> _Provided entries_:
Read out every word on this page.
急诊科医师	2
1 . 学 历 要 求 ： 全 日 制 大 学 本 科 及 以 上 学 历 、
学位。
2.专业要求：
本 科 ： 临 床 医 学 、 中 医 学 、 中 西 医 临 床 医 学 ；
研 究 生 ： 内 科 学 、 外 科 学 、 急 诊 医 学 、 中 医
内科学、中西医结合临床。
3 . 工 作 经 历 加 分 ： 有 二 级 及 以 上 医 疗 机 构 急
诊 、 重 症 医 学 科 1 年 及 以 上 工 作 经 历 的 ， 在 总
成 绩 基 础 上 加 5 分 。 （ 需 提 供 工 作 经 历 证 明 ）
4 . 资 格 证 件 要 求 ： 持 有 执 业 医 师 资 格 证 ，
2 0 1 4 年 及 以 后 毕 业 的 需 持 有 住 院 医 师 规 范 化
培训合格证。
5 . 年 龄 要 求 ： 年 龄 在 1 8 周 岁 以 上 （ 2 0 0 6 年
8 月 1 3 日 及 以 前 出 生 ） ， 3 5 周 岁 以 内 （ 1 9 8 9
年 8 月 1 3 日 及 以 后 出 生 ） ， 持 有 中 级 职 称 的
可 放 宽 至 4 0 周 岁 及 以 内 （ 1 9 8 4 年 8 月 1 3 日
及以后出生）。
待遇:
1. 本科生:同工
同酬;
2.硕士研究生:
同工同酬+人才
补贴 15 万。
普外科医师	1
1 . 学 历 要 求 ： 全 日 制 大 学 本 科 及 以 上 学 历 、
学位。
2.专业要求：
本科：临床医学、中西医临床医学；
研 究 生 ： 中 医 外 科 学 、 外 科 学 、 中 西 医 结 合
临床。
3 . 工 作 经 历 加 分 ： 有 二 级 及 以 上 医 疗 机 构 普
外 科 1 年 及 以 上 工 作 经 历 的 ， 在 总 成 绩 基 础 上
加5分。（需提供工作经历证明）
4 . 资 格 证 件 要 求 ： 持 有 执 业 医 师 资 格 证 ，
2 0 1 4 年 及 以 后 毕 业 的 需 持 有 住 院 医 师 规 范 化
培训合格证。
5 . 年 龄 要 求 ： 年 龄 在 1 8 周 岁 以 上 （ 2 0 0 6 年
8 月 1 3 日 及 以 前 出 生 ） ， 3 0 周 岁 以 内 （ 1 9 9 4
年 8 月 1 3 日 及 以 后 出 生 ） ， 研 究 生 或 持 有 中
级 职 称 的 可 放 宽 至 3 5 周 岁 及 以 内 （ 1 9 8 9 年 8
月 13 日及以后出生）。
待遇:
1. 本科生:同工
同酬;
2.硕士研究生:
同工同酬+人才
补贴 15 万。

---

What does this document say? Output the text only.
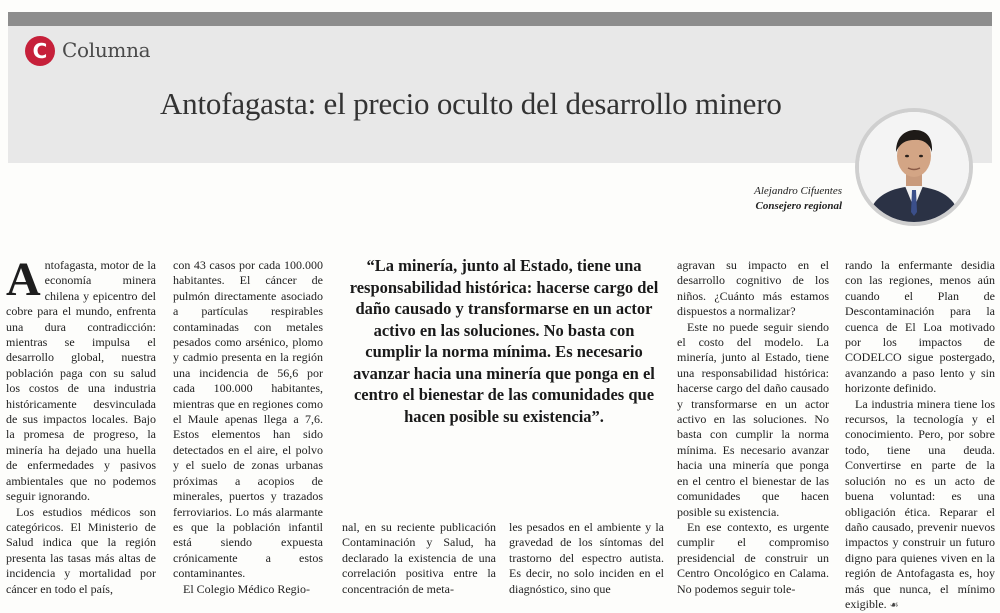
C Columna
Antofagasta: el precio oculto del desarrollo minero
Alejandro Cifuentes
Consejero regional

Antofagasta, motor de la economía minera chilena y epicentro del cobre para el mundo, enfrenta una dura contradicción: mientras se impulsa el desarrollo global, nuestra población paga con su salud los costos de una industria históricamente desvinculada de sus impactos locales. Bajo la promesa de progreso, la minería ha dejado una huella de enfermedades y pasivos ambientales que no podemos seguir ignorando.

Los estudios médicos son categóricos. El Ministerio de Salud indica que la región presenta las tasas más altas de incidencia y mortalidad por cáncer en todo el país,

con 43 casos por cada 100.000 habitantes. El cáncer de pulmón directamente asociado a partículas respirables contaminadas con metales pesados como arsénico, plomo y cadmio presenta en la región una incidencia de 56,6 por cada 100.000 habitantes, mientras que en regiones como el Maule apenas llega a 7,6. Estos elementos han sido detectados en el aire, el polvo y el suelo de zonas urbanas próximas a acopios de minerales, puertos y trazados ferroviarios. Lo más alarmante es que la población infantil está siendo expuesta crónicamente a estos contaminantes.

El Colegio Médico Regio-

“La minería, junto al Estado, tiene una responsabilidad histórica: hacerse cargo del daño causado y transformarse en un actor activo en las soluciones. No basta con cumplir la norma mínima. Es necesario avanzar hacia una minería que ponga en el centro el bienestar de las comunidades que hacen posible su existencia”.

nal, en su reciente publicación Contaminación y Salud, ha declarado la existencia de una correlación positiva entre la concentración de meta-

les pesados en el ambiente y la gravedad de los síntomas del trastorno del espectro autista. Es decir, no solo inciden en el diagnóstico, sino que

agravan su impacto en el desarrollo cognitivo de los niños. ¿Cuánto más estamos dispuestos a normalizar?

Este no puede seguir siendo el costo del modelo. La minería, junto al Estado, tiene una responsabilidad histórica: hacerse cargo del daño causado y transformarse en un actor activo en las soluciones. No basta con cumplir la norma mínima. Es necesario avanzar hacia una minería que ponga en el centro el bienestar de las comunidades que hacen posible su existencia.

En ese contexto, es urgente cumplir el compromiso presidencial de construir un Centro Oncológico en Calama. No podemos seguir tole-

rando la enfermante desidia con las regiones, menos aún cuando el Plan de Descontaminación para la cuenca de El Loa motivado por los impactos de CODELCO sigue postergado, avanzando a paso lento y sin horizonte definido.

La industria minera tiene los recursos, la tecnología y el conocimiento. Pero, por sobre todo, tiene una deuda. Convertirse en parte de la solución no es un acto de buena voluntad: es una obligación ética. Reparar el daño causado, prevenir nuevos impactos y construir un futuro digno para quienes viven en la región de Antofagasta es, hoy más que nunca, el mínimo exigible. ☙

> _Given request_: Search the records for the string "podemos" and return every line in which it occurs.

> _Response for this exercise_:
Antofagasta, motor de la economía minera chilena y epicentro del cobre para el mundo, enfrenta una dura contradicción: mientras se impulsa el desarrollo global, nuestra población paga con su salud los costos de una industria históricamente desvinculada de sus impactos locales. Bajo la promesa de progreso, la minería ha dejado una huella de enfermedades y pasivos ambientales que no podemos seguir ignorando.
En ese contexto, es urgente cumplir el compromiso presidencial de construir un Centro Oncológico en Calama. No podemos seguir tole-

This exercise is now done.